▸ **DATA RECORDS**:
'''

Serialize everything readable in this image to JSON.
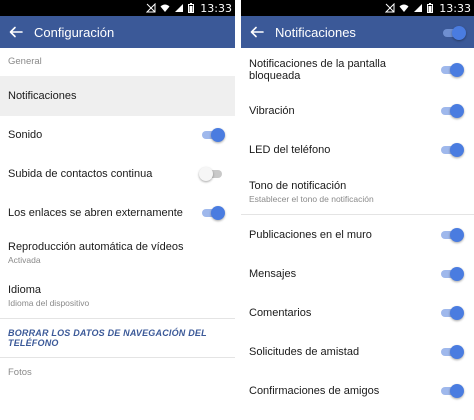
{
  "status_time": "13:33",
  "left": {
    "title": "Configuración",
    "section_general": "General",
    "items": [
      {
        "label": "Notificaciones"
      },
      {
        "label": "Sonido",
        "toggle": true
      },
      {
        "label": "Subida de contactos continua",
        "toggle": false
      },
      {
        "label": "Los enlaces se abren externamente",
        "toggle": true
      },
      {
        "label": "Reproducción automática de vídeos",
        "sub": "Activada"
      },
      {
        "label": "Idioma",
        "sub": "Idioma del dispositivo"
      }
    ],
    "clear_data": "BORRAR LOS DATOS DE NAVEGACIÓN DEL TELÉFONO",
    "section_fotos": "Fotos"
  },
  "right": {
    "title": "Notificaciones",
    "master_toggle": true,
    "items": [
      {
        "label": "Notificaciones de la pantalla bloqueada",
        "toggle": true
      },
      {
        "label": "Vibración",
        "toggle": true
      },
      {
        "label": "LED del teléfono",
        "toggle": true
      },
      {
        "label": "Tono de notificación",
        "sub": "Establecer el tono de notificación"
      },
      {
        "label": "Publicaciones en el muro",
        "toggle": true
      },
      {
        "label": "Mensajes",
        "toggle": true
      },
      {
        "label": "Comentarios",
        "toggle": true
      },
      {
        "label": "Solicitudes de amistad",
        "toggle": true
      },
      {
        "label": "Confirmaciones de amigos",
        "toggle": true
      }
    ]
  },
  "icons": {
    "status": [
      "no-signal-icon",
      "wifi-icon",
      "signal-icon",
      "battery-icon"
    ],
    "appbar": "arrow-back-icon"
  },
  "colors": {
    "appbar": "#3b5998",
    "toggle_on": "#4a7ce0",
    "link": "#3b5998"
  }
}
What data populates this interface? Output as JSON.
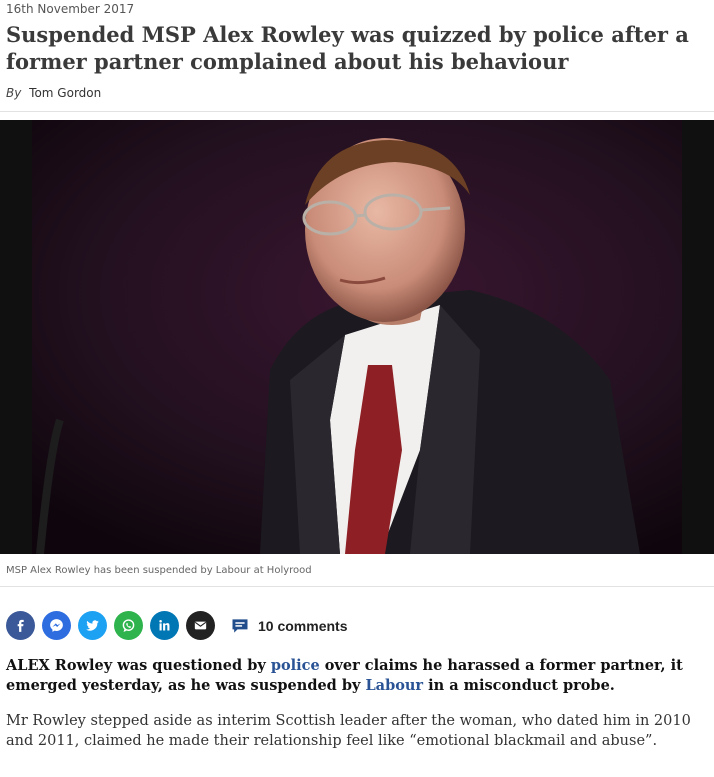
{
  "article": {
    "date": "16th November 2017",
    "headline": "Suspended MSP Alex Rowley was quizzed by police after a former partner complained about his behaviour",
    "byline": {
      "prefix": "By",
      "author": "Tom Gordon"
    },
    "photo": {
      "caption": "MSP Alex Rowley has been suspended by Labour at Holyrood"
    },
    "share": {
      "buttons": [
        {
          "name": "facebook",
          "icon": "facebook-icon",
          "color": "#3b5998"
        },
        {
          "name": "messenger",
          "icon": "messenger-icon",
          "color": "#2d6de0"
        },
        {
          "name": "twitter",
          "icon": "twitter-icon",
          "color": "#1da1f2"
        },
        {
          "name": "whatsapp",
          "icon": "whatsapp-icon",
          "color": "#2eb34d"
        },
        {
          "name": "linkedin",
          "icon": "linkedin-icon",
          "color": "#0077b5"
        },
        {
          "name": "email",
          "icon": "envelope-icon",
          "color": "#222222"
        }
      ],
      "comments_label": "10 comments",
      "comments_icon": "speech-bubble-icon",
      "comments_color": "#224d8c"
    },
    "lede": {
      "part1": "ALEX Rowley was questioned by ",
      "link1": "police",
      "part2": " over claims he harassed a former partner, it emerged yesterday, as he was suspended by ",
      "link2": "Labour",
      "part3": " in a misconduct probe."
    },
    "paragraph": "Mr Rowley stepped aside as interim Scottish leader after the woman, who dated him in 2010 and 2011, claimed he made their relationship feel like “emotional blackmail and abuse”."
  }
}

'''

▸ **YOUR GOAL**: Write out the whole listing exactly, and drop the pictures.

▸ **SOLUTION TO THIS PROBLEM**:
Serialize everything readable in this image to JSON.
{
  "status_time": "13:33",
  "left": {
    "title": "Configuración",
    "section_general": "General",
    "items": [
      {
        "label": "Notificaciones"
      },
      {
        "label": "Sonido",
        "toggle": true
      },
      {
        "label": "Subida de contactos continua",
        "toggle": false
      },
      {
        "label": "Los enlaces se abren externamente",
        "toggle": true
      },
      {
        "label": "Reproducción automática de vídeos",
        "sub": "Activada"
      },
      {
        "label": "Idioma",
        "sub": "Idioma del dispositivo"
      }
    ],
    "clear_data": "BORRAR LOS DATOS DE NAVEGACIÓN DEL TELÉFONO",
    "section_fotos": "Fotos"
  },
  "right": {
    "title": "Notificaciones",
    "master_toggle": true,
    "items": [
      {
        "label": "Notificaciones de la pantalla bloqueada",
        "toggle": true
      },
      {
        "label": "Vibración",
        "toggle": true
      },
      {
        "label": "LED del teléfono",
        "toggle": true
      },
      {
        "label": "Tono de notificación",
        "sub": "Establecer el tono de notificación"
      },
      {
        "label": "Publicaciones en el muro",
        "toggle": true
      },
      {
        "label": "Mensajes",
        "toggle": true
      },
      {
        "label": "Comentarios",
        "toggle": true
      },
      {
        "label": "Solicitudes de amistad",
        "toggle": true
      },
      {
        "label": "Confirmaciones de amigos",
        "toggle": true
      }
    ]
  },
  "icons": {
    "status": [
      "no-signal-icon",
      "wifi-icon",
      "signal-icon",
      "battery-icon"
    ],
    "appbar": "arrow-back-icon"
  },
  "colors": {
    "appbar": "#3b5998",
    "toggle_on": "#4a7ce0",
    "link": "#3b5998"
  }
}
What data populates this interface? Output as JSON.
{
  "article": {
    "date": "16th November 2017",
    "headline": "Suspended MSP Alex Rowley was quizzed by police after a former partner complained about his behaviour",
    "byline": {
      "prefix": "By",
      "author": "Tom Gordon"
    },
    "photo": {
      "caption": "MSP Alex Rowley has been suspended by Labour at Holyrood"
    },
    "share": {
      "buttons": [
        {
          "name": "facebook",
          "icon": "facebook-icon",
          "color": "#3b5998"
        },
        {
          "name": "messenger",
          "icon": "messenger-icon",
          "color": "#2d6de0"
        },
        {
          "name": "twitter",
          "icon": "twitter-icon",
          "color": "#1da1f2"
        },
        {
          "name": "whatsapp",
          "icon": "whatsapp-icon",
          "color": "#2eb34d"
        },
        {
          "name": "linkedin",
          "icon": "linkedin-icon",
          "color": "#0077b5"
        },
        {
          "name": "email",
          "icon": "envelope-icon",
          "color": "#222222"
        }
      ],
      "comments_label": "10 comments",
      "comments_icon": "speech-bubble-icon",
      "comments_color": "#224d8c"
    },
    "lede": {
      "part1": "ALEX Rowley was questioned by ",
      "link1": "police",
      "part2": " over claims he harassed a former partner, it emerged yesterday, as he was suspended by ",
      "link2": "Labour",
      "part3": " in a misconduct probe."
    },
    "paragraph": "Mr Rowley stepped aside as interim Scottish leader after the woman, who dated him in 2010 and 2011, claimed he made their relationship feel like “emotional blackmail and abuse”."
  }
}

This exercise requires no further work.